■ WORK TO COMPLETE ■
Only the pictures are to be left out; set down the rest of the records exactly.

■ SUPPLIED MATERIAL ■
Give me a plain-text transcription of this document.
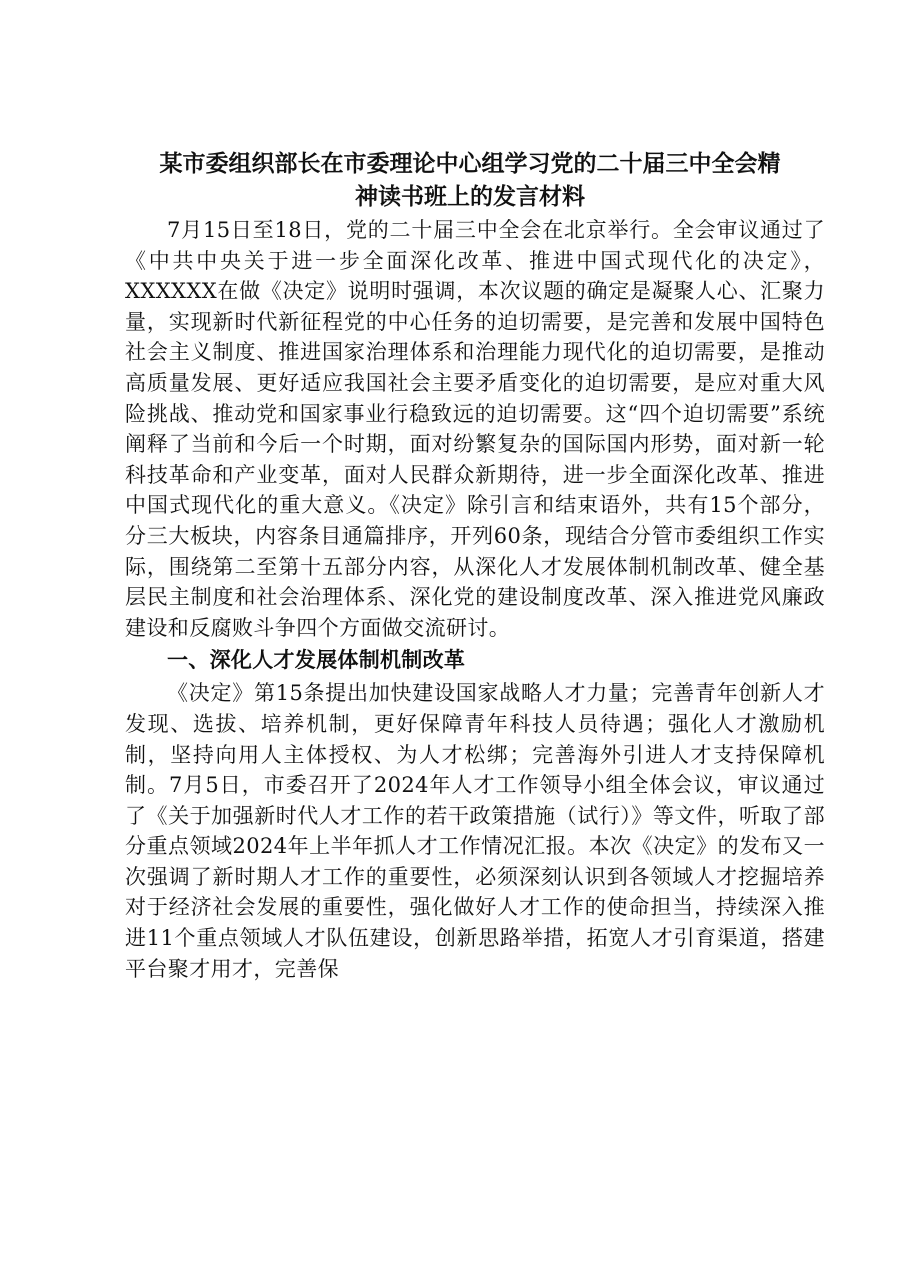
某市委组织部长在市委理论中心组学习党的二十届三中全会精
神读书班上的发言材料

7月15日至18日，党的二十届三中全会在北京举行。全会审议通过了《中共中央关于进一步全面深化改革、推进中国式现代化的决定》，XXXXXX在做《决定》说明时强调，本次议题的确定是凝聚人心、汇聚力量，实现新时代新征程党的中心任务的迫切需要，是完善和发展中国特色社会主义制度、推进国家治理体系和治理能力现代化的迫切需要，是推动高质量发展、更好适应我国社会主要矛盾变化的迫切需要，是应对重大风险挑战、推动党和国家事业行稳致远的迫切需要。这“四个迫切需要”系统阐释了当前和今后一个时期，面对纷繁复杂的国际国内形势，面对新一轮科技革命和产业变革，面对人民群众新期待，进一步全面深化改革、推进中国式现代化的重大意义。《决定》除引言和结束语外，共有15个部分，分三大板块，内容条目通篇排序，开列60条，现结合分管市委组织工作实际，围绕第二至第十五部分内容，从深化人才发展体制机制改革、健全基层民主制度和社会治理体系、深化党的建设制度改革、深入推进党风廉政建设和反腐败斗争四个方面做交流研讨。

一、深化人才发展体制机制改革

《决定》第15条提出加快建设国家战略人才力量；完善青年创新人才发现、选拔、培养机制，更好保障青年科技人员待遇；强化人才激励机制，坚持向用人主体授权、为人才松绑；完善海外引进人才支持保障机制。7月5日，市委召开了2024年人才工作领导小组全体会议，审议通过了《关于加强新时代人才工作的若干政策措施（试行）》等文件，听取了部分重点领域2024年上半年抓人才工作情况汇报。本次《决定》的发布又一次强调了新时期人才工作的重要性，必须深刻认识到各领域人才挖掘培养对于经济社会发展的重要性，强化做好人才工作的使命担当，持续深入推进11个重点领域人才队伍建设，创新思路举措，拓宽人才引育渠道，搭建平台聚才用才，完善保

■ RESULT OF THIS TASK ■
Give me a plain-text transcription of this document.
某市委组织部长在市委理论中心组学习党的二十届三中全会精
神读书班上的发言材料

7月15日至18日，党的二十届三中全会在北京举行。全会审议通过了《中共中央关于进一步全面深化改革、推进中国式现代化的决定》，XXXXXX在做《决定》说明时强调，本次议题的确定是凝聚人心、汇聚力量，实现新时代新征程党的中心任务的迫切需要，是完善和发展中国特色社会主义制度、推进国家治理体系和治理能力现代化的迫切需要，是推动高质量发展、更好适应我国社会主要矛盾变化的迫切需要，是应对重大风险挑战、推动党和国家事业行稳致远的迫切需要。这“四个迫切需要”系统阐释了当前和今后一个时期，面对纷繁复杂的国际国内形势，面对新一轮科技革命和产业变革，面对人民群众新期待，进一步全面深化改革、推进中国式现代化的重大意义。《决定》除引言和结束语外，共有15个部分，分三大板块，内容条目通篇排序，开列60条，现结合分管市委组织工作实际，围绕第二至第十五部分内容，从深化人才发展体制机制改革、健全基层民主制度和社会治理体系、深化党的建设制度改革、深入推进党风廉政建设和反腐败斗争四个方面做交流研讨。

一、深化人才发展体制机制改革

《决定》第15条提出加快建设国家战略人才力量；完善青年创新人才发现、选拔、培养机制，更好保障青年科技人员待遇；强化人才激励机制，坚持向用人主体授权、为人才松绑；完善海外引进人才支持保障机制。7月5日，市委召开了2024年人才工作领导小组全体会议，审议通过了《关于加强新时代人才工作的若干政策措施（试行）》等文件，听取了部分重点领域2024年上半年抓人才工作情况汇报。本次《决定》的发布又一次强调了新时期人才工作的重要性，必须深刻认识到各领域人才挖掘培养对于经济社会发展的重要性，强化做好人才工作的使命担当，持续深入推进11个重点领域人才队伍建设，创新思路举措，拓宽人才引育渠道，搭建平台聚才用才，完善保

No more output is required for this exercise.